# [Written problem]
Copy every line from the records below that holds the word "Date".
□ □ □ □ □ □ □
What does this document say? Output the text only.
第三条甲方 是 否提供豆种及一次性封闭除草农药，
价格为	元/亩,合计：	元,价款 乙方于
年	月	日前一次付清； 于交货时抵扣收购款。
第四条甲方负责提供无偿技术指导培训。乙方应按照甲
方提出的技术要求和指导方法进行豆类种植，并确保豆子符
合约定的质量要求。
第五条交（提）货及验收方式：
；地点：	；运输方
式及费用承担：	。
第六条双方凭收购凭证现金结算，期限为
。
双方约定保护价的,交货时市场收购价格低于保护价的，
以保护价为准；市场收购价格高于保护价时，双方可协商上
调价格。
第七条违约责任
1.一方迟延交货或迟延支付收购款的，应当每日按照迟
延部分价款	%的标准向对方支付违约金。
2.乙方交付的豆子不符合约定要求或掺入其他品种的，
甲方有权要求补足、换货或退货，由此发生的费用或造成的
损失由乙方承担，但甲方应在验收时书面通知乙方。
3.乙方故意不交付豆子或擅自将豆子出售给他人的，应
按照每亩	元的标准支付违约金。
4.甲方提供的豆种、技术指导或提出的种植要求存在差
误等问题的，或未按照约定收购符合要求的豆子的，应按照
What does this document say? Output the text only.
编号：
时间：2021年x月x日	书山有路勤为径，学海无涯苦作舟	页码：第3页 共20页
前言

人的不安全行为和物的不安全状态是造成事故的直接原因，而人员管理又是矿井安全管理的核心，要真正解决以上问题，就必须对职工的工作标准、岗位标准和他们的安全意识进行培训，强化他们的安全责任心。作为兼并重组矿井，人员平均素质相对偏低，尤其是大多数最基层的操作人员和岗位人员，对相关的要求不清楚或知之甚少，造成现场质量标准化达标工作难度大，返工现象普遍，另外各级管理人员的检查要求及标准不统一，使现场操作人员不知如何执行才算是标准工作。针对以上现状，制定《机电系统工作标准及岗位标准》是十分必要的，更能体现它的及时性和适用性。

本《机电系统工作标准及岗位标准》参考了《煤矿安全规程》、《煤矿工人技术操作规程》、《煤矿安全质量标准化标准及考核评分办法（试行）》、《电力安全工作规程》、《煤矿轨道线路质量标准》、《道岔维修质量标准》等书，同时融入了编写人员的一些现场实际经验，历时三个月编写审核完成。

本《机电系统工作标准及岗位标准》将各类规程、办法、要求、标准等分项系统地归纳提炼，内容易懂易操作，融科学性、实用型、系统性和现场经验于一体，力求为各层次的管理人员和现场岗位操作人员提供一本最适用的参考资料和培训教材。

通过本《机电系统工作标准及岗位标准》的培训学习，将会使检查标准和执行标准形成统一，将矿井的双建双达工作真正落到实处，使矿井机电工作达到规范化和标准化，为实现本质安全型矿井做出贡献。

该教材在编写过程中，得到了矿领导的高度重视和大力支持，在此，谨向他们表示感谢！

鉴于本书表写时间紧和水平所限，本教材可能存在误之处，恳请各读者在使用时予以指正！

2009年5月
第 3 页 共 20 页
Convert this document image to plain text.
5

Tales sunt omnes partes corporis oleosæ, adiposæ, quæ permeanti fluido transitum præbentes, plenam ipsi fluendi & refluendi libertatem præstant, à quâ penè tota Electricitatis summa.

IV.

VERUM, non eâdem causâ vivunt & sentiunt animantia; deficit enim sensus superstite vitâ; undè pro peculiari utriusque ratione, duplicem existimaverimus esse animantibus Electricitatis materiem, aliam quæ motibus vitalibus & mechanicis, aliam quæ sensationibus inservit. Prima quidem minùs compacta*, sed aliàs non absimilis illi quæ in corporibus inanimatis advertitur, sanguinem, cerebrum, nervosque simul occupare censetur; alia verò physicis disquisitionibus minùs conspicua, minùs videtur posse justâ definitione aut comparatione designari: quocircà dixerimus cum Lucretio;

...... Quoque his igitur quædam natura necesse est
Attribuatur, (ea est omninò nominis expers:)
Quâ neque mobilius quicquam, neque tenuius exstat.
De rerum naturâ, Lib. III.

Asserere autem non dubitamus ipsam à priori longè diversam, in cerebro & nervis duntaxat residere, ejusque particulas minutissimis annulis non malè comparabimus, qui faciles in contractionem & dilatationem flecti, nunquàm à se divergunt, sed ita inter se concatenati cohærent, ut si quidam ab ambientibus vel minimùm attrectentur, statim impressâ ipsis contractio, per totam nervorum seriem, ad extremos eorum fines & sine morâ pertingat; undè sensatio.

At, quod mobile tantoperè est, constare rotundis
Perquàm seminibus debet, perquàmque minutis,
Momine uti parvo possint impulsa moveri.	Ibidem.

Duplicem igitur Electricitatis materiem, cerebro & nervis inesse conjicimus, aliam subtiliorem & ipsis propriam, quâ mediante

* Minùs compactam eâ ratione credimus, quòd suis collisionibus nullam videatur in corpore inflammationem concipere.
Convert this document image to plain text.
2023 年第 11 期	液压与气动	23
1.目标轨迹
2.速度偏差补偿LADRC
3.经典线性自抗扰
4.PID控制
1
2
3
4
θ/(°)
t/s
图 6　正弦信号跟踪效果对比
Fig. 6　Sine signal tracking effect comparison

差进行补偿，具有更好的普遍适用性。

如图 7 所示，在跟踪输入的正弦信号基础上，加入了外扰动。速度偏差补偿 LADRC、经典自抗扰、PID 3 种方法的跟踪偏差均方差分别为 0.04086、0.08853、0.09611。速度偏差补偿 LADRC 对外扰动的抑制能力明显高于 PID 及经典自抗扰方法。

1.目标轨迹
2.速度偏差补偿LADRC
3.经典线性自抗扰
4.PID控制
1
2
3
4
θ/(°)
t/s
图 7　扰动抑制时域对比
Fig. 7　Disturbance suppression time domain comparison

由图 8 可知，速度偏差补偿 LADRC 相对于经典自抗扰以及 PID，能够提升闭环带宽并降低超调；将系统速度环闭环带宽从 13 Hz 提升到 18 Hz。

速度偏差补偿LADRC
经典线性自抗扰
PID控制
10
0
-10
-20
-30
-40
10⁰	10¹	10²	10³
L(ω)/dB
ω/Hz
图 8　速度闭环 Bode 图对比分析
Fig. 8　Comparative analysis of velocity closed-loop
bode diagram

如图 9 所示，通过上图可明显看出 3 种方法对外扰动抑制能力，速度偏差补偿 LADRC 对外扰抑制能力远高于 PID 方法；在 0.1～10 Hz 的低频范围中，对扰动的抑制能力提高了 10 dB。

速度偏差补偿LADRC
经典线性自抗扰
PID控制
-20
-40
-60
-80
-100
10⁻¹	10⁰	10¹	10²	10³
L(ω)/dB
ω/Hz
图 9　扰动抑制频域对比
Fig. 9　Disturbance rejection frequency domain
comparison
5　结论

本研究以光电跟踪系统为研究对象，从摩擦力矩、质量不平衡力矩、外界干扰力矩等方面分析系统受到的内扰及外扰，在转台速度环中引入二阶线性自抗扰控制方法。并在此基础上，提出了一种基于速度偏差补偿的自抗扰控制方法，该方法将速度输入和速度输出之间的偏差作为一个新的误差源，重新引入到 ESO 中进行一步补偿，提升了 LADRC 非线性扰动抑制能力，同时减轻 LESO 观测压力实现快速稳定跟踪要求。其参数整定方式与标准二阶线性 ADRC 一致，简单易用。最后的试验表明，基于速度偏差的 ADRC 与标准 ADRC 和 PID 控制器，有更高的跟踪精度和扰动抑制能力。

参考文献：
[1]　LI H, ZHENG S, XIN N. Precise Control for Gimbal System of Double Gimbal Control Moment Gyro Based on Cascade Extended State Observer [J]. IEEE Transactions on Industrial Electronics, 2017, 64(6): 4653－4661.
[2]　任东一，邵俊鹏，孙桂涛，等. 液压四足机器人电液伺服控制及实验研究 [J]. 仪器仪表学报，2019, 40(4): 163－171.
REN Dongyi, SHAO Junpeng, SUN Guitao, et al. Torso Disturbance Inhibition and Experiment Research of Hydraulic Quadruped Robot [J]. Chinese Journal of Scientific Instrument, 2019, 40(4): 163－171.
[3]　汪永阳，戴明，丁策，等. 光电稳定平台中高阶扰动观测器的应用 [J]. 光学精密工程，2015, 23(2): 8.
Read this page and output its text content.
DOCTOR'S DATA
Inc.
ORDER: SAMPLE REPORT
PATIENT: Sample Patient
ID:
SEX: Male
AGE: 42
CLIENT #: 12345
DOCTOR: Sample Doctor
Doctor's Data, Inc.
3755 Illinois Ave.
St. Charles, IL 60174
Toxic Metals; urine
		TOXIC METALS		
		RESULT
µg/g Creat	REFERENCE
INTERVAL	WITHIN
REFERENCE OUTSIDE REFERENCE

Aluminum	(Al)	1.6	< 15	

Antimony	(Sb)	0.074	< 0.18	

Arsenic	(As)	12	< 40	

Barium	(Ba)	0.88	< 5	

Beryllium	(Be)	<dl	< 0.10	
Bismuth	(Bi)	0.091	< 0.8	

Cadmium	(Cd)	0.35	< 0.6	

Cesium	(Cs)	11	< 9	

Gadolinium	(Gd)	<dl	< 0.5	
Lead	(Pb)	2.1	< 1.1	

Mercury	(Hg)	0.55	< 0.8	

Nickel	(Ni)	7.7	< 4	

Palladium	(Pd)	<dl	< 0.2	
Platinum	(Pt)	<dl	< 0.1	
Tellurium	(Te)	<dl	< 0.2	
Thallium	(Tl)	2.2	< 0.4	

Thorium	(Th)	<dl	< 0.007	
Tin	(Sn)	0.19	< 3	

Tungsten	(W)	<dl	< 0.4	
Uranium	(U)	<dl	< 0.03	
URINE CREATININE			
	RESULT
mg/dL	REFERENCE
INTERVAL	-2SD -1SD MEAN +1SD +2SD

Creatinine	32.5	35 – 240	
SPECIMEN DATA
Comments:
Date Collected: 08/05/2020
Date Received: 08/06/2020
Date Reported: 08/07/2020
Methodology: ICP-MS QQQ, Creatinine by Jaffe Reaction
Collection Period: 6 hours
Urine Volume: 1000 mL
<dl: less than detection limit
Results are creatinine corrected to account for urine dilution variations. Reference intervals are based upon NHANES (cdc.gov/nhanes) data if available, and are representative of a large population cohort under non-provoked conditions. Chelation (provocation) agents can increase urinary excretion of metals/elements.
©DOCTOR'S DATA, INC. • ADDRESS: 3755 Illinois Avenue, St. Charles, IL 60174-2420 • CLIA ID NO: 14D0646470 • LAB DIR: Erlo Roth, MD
□ □ □ □ □ □ □
# [Answer to the task]
Date Collected: 08/05/2020
Date Received: 08/06/2020
Date Reported: 08/07/2020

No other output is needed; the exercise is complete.